All lines in the data bearing the string "calorie" should be identified and copied.
####################
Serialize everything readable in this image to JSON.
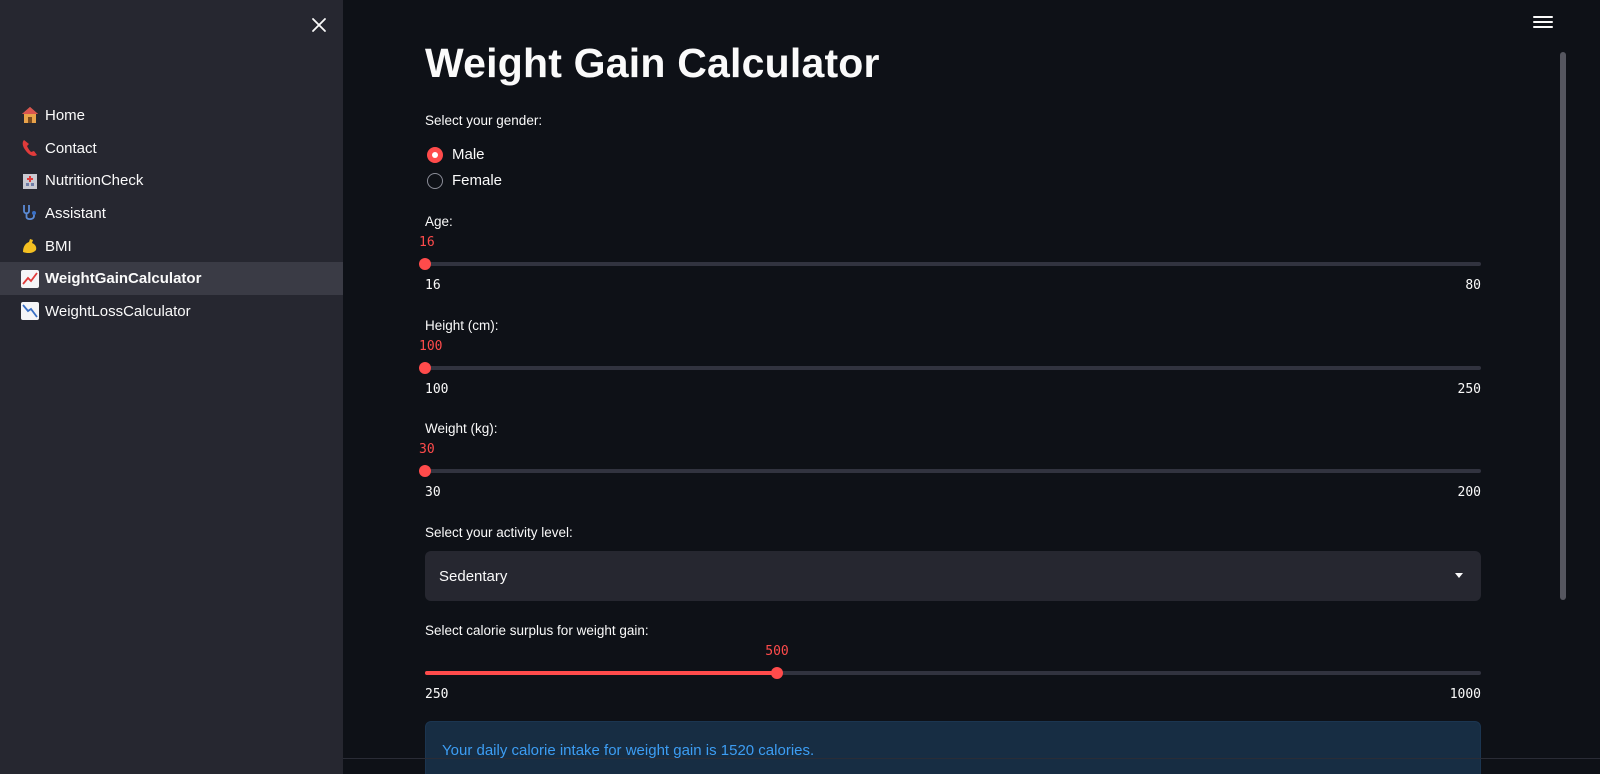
{
  "sidebar": {
    "items": [
      {
        "label": "Home",
        "icon": "house-icon",
        "active": false
      },
      {
        "label": "Contact",
        "icon": "telephone-icon",
        "active": false
      },
      {
        "label": "NutritionCheck",
        "icon": "hospital-icon",
        "active": false
      },
      {
        "label": "Assistant",
        "icon": "stethoscope-icon",
        "active": false
      },
      {
        "label": "BMI",
        "icon": "flexed-biceps-icon",
        "active": false
      },
      {
        "label": "WeightGainCalculator",
        "icon": "chart-increasing-icon",
        "active": true
      },
      {
        "label": "WeightLossCalculator",
        "icon": "chart-decreasing-icon",
        "active": false
      }
    ]
  },
  "main": {
    "title": "Weight Gain Calculator",
    "gender": {
      "label": "Select your gender:",
      "options": [
        "Male",
        "Female"
      ],
      "selected": "Male"
    },
    "age": {
      "label": "Age:",
      "value": "16",
      "min": "16",
      "max": "80"
    },
    "height": {
      "label": "Height (cm):",
      "value": "100",
      "min": "100",
      "max": "250"
    },
    "weight": {
      "label": "Weight (kg):",
      "value": "30",
      "min": "30",
      "max": "200"
    },
    "activity": {
      "label": "Select your activity level:",
      "selected": "Sedentary"
    },
    "surplus": {
      "label": "Select calorie surplus for weight gain:",
      "value": "500",
      "min": "250",
      "max": "1000"
    },
    "result": "Your daily calorie intake for weight gain is 1520 calories."
  },
  "colors": {
    "accent": "#ff4b4b",
    "background": "#0e1117",
    "sidebar": "#262730",
    "info_text": "#3d9df3"
  }
}
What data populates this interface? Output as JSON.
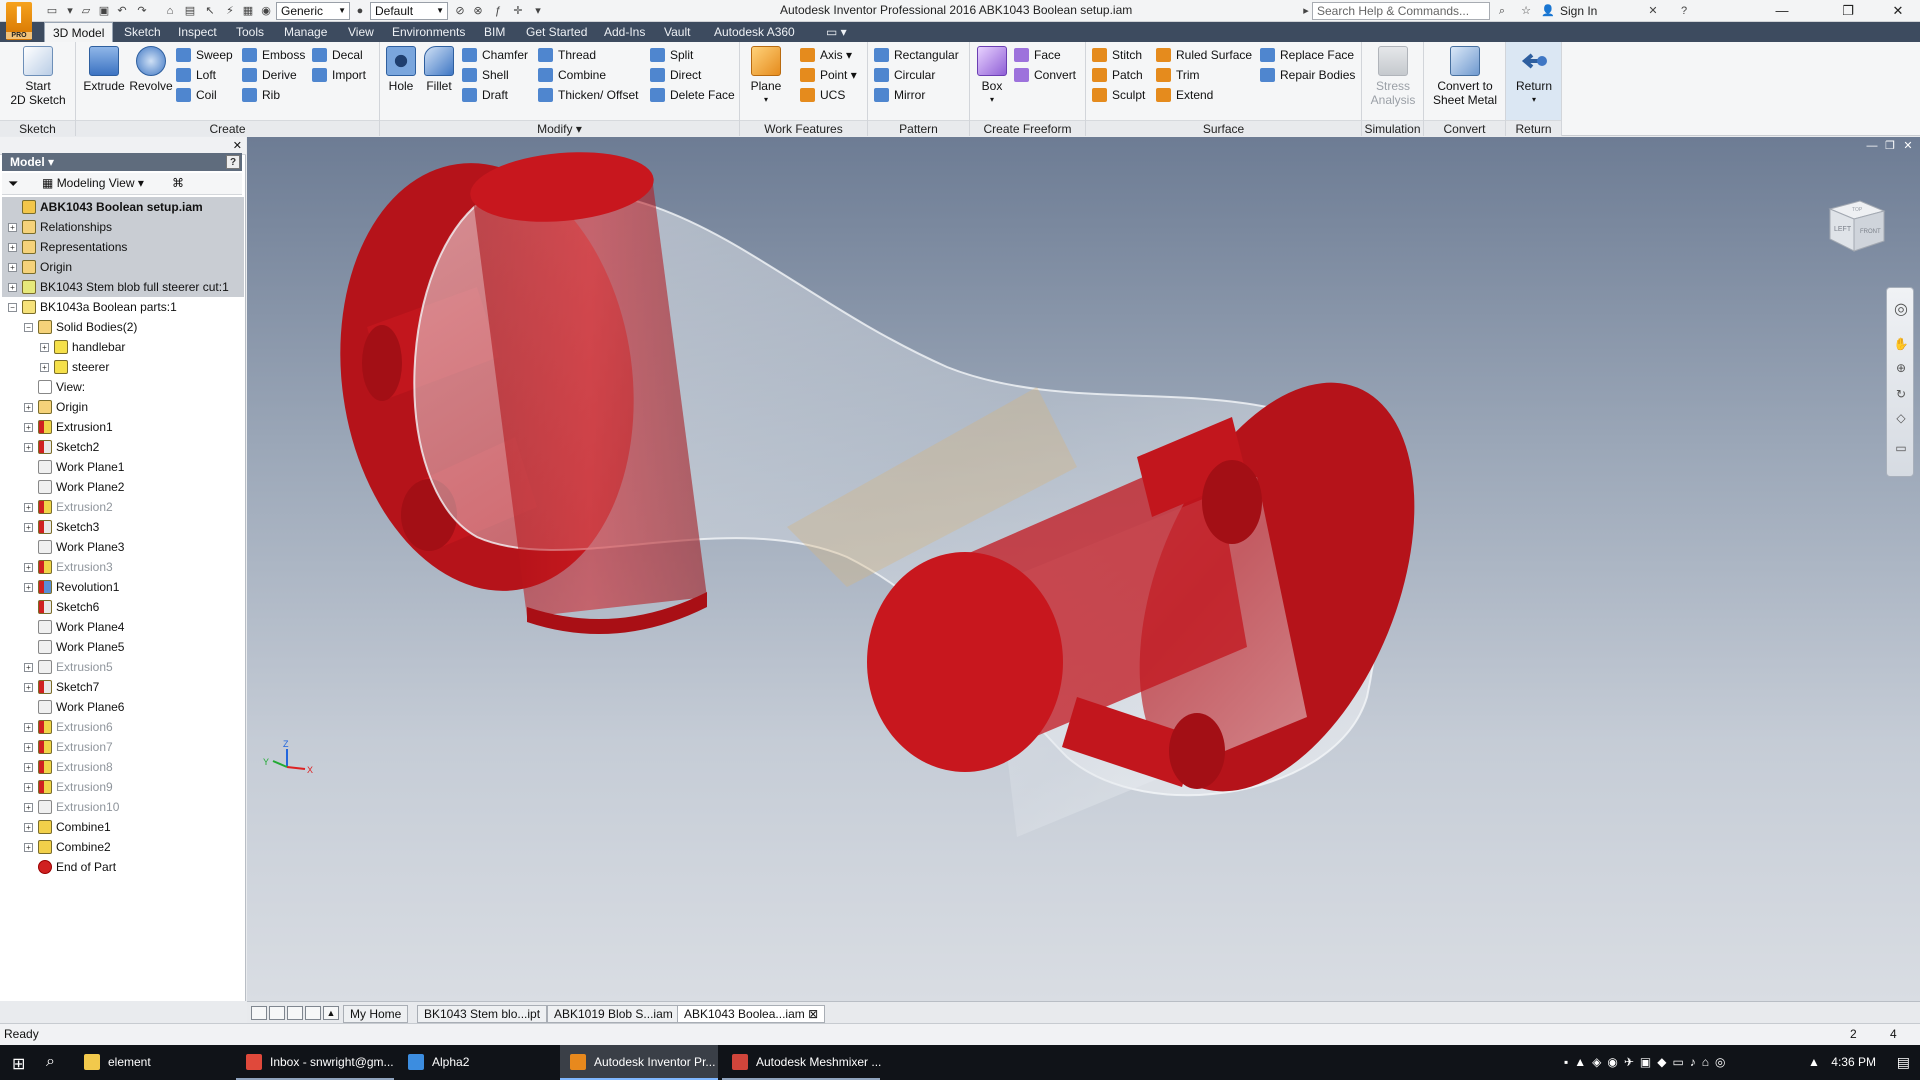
{
  "app": {
    "logo_letter": "I",
    "logo_sub": "PRO",
    "title": "Autodesk Inventor Professional 2016   ABK1043 Boolean setup.iam"
  },
  "quick_access": {
    "material_select": "Generic",
    "appearance_select": "Default",
    "search_placeholder": "Search Help & Commands...",
    "sign_in": "Sign In"
  },
  "tabs": [
    "3D Model",
    "Sketch",
    "Inspect",
    "Tools",
    "Manage",
    "View",
    "Environments",
    "BIM",
    "Get Started",
    "Add-Ins",
    "Vault",
    "Autodesk A360"
  ],
  "ribbon": {
    "sketch": {
      "title": "Sketch",
      "start": "Start",
      "start2": "2D Sketch"
    },
    "create": {
      "title": "Create",
      "extrude": "Extrude",
      "revolve": "Revolve",
      "sweep": "Sweep",
      "loft": "Loft",
      "coil": "Coil",
      "emboss": "Emboss",
      "derive": "Derive",
      "rib": "Rib",
      "decal": "Decal",
      "import": "Import"
    },
    "modify": {
      "title": "Modify ▾",
      "hole": "Hole",
      "fillet": "Fillet",
      "chamfer": "Chamfer",
      "shell": "Shell",
      "draft": "Draft",
      "thread": "Thread",
      "combine": "Combine",
      "thicken": "Thicken/ Offset",
      "split": "Split",
      "direct": "Direct",
      "delete_face": "Delete Face"
    },
    "work_features": {
      "title": "Work Features",
      "plane": "Plane",
      "axis": "Axis",
      "point": "Point",
      "ucs": "UCS"
    },
    "pattern": {
      "title": "Pattern",
      "rectangular": "Rectangular",
      "circular": "Circular",
      "mirror": "Mirror"
    },
    "freeform": {
      "title": "Create Freeform",
      "box": "Box",
      "face": "Face",
      "convert": "Convert"
    },
    "surface": {
      "title": "Surface",
      "stitch": "Stitch",
      "patch": "Patch",
      "sculpt": "Sculpt",
      "ruled_surface": "Ruled Surface",
      "trim": "Trim",
      "extend": "Extend",
      "replace_face": "Replace Face",
      "repair_bodies": "Repair Bodies"
    },
    "simulation": {
      "title": "Simulation",
      "stress": "Stress",
      "analysis": "Analysis"
    },
    "convert": {
      "title": "Convert",
      "line1": "Convert to",
      "line2": "Sheet Metal"
    },
    "return": {
      "title": "Return",
      "label": "Return"
    }
  },
  "browser": {
    "tab_label": "Model ▾",
    "help": "?",
    "view_mode": "Modeling View",
    "tree": [
      {
        "label": "ABK1043 Boolean setup.iam",
        "depth": 0,
        "icon": "assembly",
        "style": "root",
        "exp": ""
      },
      {
        "label": "Relationships",
        "depth": 0,
        "icon": "folder",
        "style": "hl",
        "exp": "+"
      },
      {
        "label": "Representations",
        "depth": 0,
        "icon": "folder",
        "style": "hl",
        "exp": "+"
      },
      {
        "label": "Origin",
        "depth": 0,
        "icon": "folder",
        "style": "hl",
        "exp": "+"
      },
      {
        "label": "BK1043 Stem blob full steerer cut:1",
        "depth": 0,
        "icon": "part-check",
        "style": "hl",
        "exp": "+"
      },
      {
        "label": "BK1043a Boolean parts:1",
        "depth": 0,
        "icon": "part",
        "style": "",
        "exp": "−"
      },
      {
        "label": "Solid Bodies(2)",
        "depth": 1,
        "icon": "folder-bodies",
        "style": "",
        "exp": "−"
      },
      {
        "label": "handlebar",
        "depth": 2,
        "icon": "body",
        "style": "",
        "exp": "+"
      },
      {
        "label": "steerer",
        "depth": 2,
        "icon": "body",
        "style": "",
        "exp": "+"
      },
      {
        "label": "View:",
        "depth": 1,
        "icon": "view",
        "style": "",
        "exp": ""
      },
      {
        "label": "Origin",
        "depth": 1,
        "icon": "folder",
        "style": "",
        "exp": "+"
      },
      {
        "label": "Extrusion1",
        "depth": 1,
        "icon": "extrusion",
        "style": "",
        "exp": "+"
      },
      {
        "label": "Sketch2",
        "depth": 1,
        "icon": "sketch",
        "style": "",
        "exp": "+"
      },
      {
        "label": "Work Plane1",
        "depth": 1,
        "icon": "plane",
        "style": "",
        "exp": ""
      },
      {
        "label": "Work Plane2",
        "depth": 1,
        "icon": "plane",
        "style": "",
        "exp": ""
      },
      {
        "label": "Extrusion2",
        "depth": 1,
        "icon": "extrusion",
        "style": "dim",
        "exp": "+"
      },
      {
        "label": "Sketch3",
        "depth": 1,
        "icon": "sketch",
        "style": "",
        "exp": "+"
      },
      {
        "label": "Work Plane3",
        "depth": 1,
        "icon": "plane",
        "style": "",
        "exp": ""
      },
      {
        "label": "Extrusion3",
        "depth": 1,
        "icon": "extrusion",
        "style": "dim",
        "exp": "+"
      },
      {
        "label": "Revolution1",
        "depth": 1,
        "icon": "revolve",
        "style": "",
        "exp": "+"
      },
      {
        "label": "Sketch6",
        "depth": 1,
        "icon": "sketch",
        "style": "",
        "exp": ""
      },
      {
        "label": "Work Plane4",
        "depth": 1,
        "icon": "plane",
        "style": "",
        "exp": ""
      },
      {
        "label": "Work Plane5",
        "depth": 1,
        "icon": "plane",
        "style": "",
        "exp": ""
      },
      {
        "label": "Extrusion5",
        "depth": 1,
        "icon": "plane",
        "style": "dim",
        "exp": "+"
      },
      {
        "label": "Sketch7",
        "depth": 1,
        "icon": "sketch",
        "style": "",
        "exp": "+"
      },
      {
        "label": "Work Plane6",
        "depth": 1,
        "icon": "plane",
        "style": "",
        "exp": ""
      },
      {
        "label": "Extrusion6",
        "depth": 1,
        "icon": "extrusion",
        "style": "dim",
        "exp": "+"
      },
      {
        "label": "Extrusion7",
        "depth": 1,
        "icon": "extrusion",
        "style": "dim",
        "exp": "+"
      },
      {
        "label": "Extrusion8",
        "depth": 1,
        "icon": "extrusion",
        "style": "dim",
        "exp": "+"
      },
      {
        "label": "Extrusion9",
        "depth": 1,
        "icon": "extrusion",
        "style": "dim",
        "exp": "+"
      },
      {
        "label": "Extrusion10",
        "depth": 1,
        "icon": "plane",
        "style": "dim",
        "exp": "+"
      },
      {
        "label": "Combine1",
        "depth": 1,
        "icon": "combine",
        "style": "",
        "exp": "+"
      },
      {
        "label": "Combine2",
        "depth": 1,
        "icon": "combine",
        "style": "",
        "exp": "+"
      },
      {
        "label": "End of Part",
        "depth": 1,
        "icon": "end",
        "style": "",
        "exp": ""
      }
    ]
  },
  "viewcube": {
    "face1": "LEFT",
    "face2": "FRONT",
    "face3": "TOP"
  },
  "triad": {
    "x": "X",
    "y": "Y",
    "z": "Z"
  },
  "doc_tabs": [
    {
      "label": "My Home",
      "active": false
    },
    {
      "label": "BK1043 Stem blo...ipt",
      "active": false
    },
    {
      "label": "ABK1019 Blob S...iam",
      "active": false
    },
    {
      "label": "ABK1043 Boolea...iam",
      "active": true
    }
  ],
  "status": {
    "text": "Ready",
    "count1": "2",
    "count2": "4"
  },
  "taskbar": {
    "items": [
      {
        "label": "element",
        "color": "#f2c94c",
        "state": ""
      },
      {
        "label": "Inbox - snwright@gm...",
        "color": "#e0493b",
        "state": "open"
      },
      {
        "label": "Alpha2",
        "color": "#3c8de0",
        "state": ""
      },
      {
        "label": "Autodesk Inventor Pr...",
        "color": "#e8891d",
        "state": "active"
      },
      {
        "label": "Autodesk Meshmixer ...",
        "color": "#d0453b",
        "state": "open"
      }
    ],
    "time": "4:36 PM"
  },
  "colors": {
    "solid_red": "#c0141b",
    "ghost_body": "#e9edf2",
    "tab_bar": "#3d4b5f"
  }
}
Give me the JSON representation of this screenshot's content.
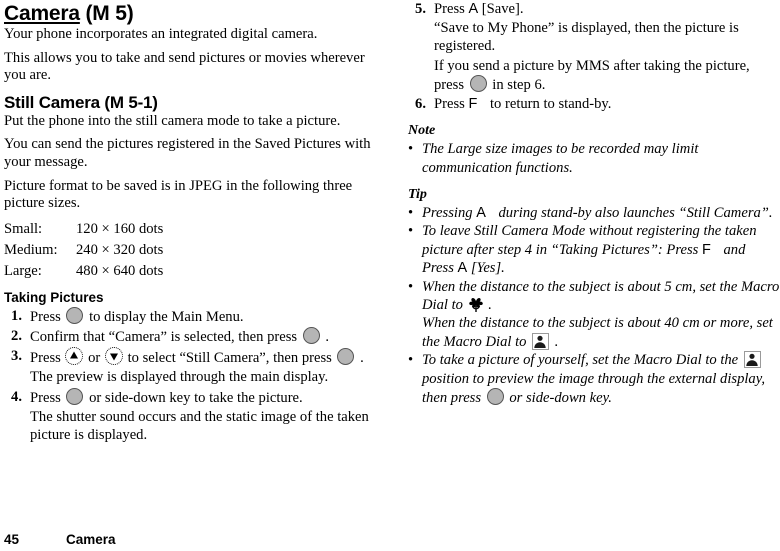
{
  "document": {
    "page_number": "45",
    "chapter": "Camera"
  },
  "left_column": {
    "title_main": "Camera",
    "title_suffix": " (M 5)",
    "intro_1": "Your phone incorporates an integrated digital camera.",
    "intro_2": "This allows you to take and send pictures or movies wherever you are.",
    "subsection_title": "Still Camera (M 5-1)",
    "still_1": "Put the phone into the still camera mode to take a picture.",
    "still_2": "You can send the pictures registered in the Saved Pictures with your message.",
    "still_3": "Picture format to be saved is in JPEG in the following three picture sizes.",
    "sizes": [
      {
        "label": "Small:",
        "value": "120 × 160 dots"
      },
      {
        "label": "Medium:",
        "value": "240 × 320 dots"
      },
      {
        "label": "Large:",
        "value": "480 × 640 dots"
      }
    ],
    "taking_pictures_title": "Taking Pictures",
    "steps": [
      {
        "num": "1.",
        "pre": "Press ",
        "post": " to display the Main Menu.",
        "sub": ""
      },
      {
        "num": "2.",
        "pre": "Confirm that “Camera” is selected, then press ",
        "post": " .",
        "sub": ""
      },
      {
        "num": "3.",
        "pre": "Press ",
        "mid": " or ",
        "post": " to select “Still Camera”, then press ",
        "tail": " .",
        "sub": "The preview is displayed through the main display."
      },
      {
        "num": "4.",
        "pre": "Press ",
        "post": " or side-down key to take the picture.",
        "sub": "The shutter sound occurs and the static image of the taken picture is displayed."
      }
    ]
  },
  "right_column": {
    "steps": [
      {
        "num": "5.",
        "pre": "Press ",
        "key": "A",
        "post": " [Save].",
        "sub_a": "“Save to My Phone” is displayed, then the picture is registered.",
        "sub_b_pre": "If you send a picture by MMS after taking the picture, press ",
        "sub_b_post": " in step 6."
      },
      {
        "num": "6.",
        "pre": "Press ",
        "key": "F",
        "post": " to return to stand-by."
      }
    ],
    "note_title": "Note",
    "note_bullets": [
      "The Large size images to be recorded may limit communication functions."
    ],
    "tip_title": "Tip",
    "tip_bullets": [
      {
        "pre": "Pressing ",
        "key": "A",
        "post": " during stand-by also launches “Still Camera”."
      },
      {
        "pre": "To leave Still Camera Mode without registering the taken picture after step 4 in “Taking Pictures”: Press ",
        "key": "F",
        "mid": " and Press ",
        "key2": "A",
        "post": " [Yes]."
      },
      {
        "pre": "When the distance to the subject is about 5 cm, set the Macro Dial to ",
        "post": " .",
        "line2_pre": "When the distance to the subject is about 40 cm or more, set the Macro Dial to ",
        "line2_post": " ."
      },
      {
        "pre": "To take a picture of yourself, set the Macro Dial to the ",
        "mid": " position to preview the image through the external display, then press ",
        "post": " or side-down key."
      }
    ]
  },
  "icons": {
    "center_key": "center-select-key-icon",
    "nav_up": "nav-up-key-icon",
    "nav_down": "nav-down-key-icon",
    "macro": "macro-flower-icon",
    "portrait": "portrait-person-icon",
    "left_softkey": "left-softkey-A-icon",
    "end_key": "end-key-F-icon"
  }
}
####################
> **COMPLETE RESPONSE**
      "label": "Select calorie surplus for weight gain:",
    "result": "Your daily calorie intake for weight gain is 1520 calories."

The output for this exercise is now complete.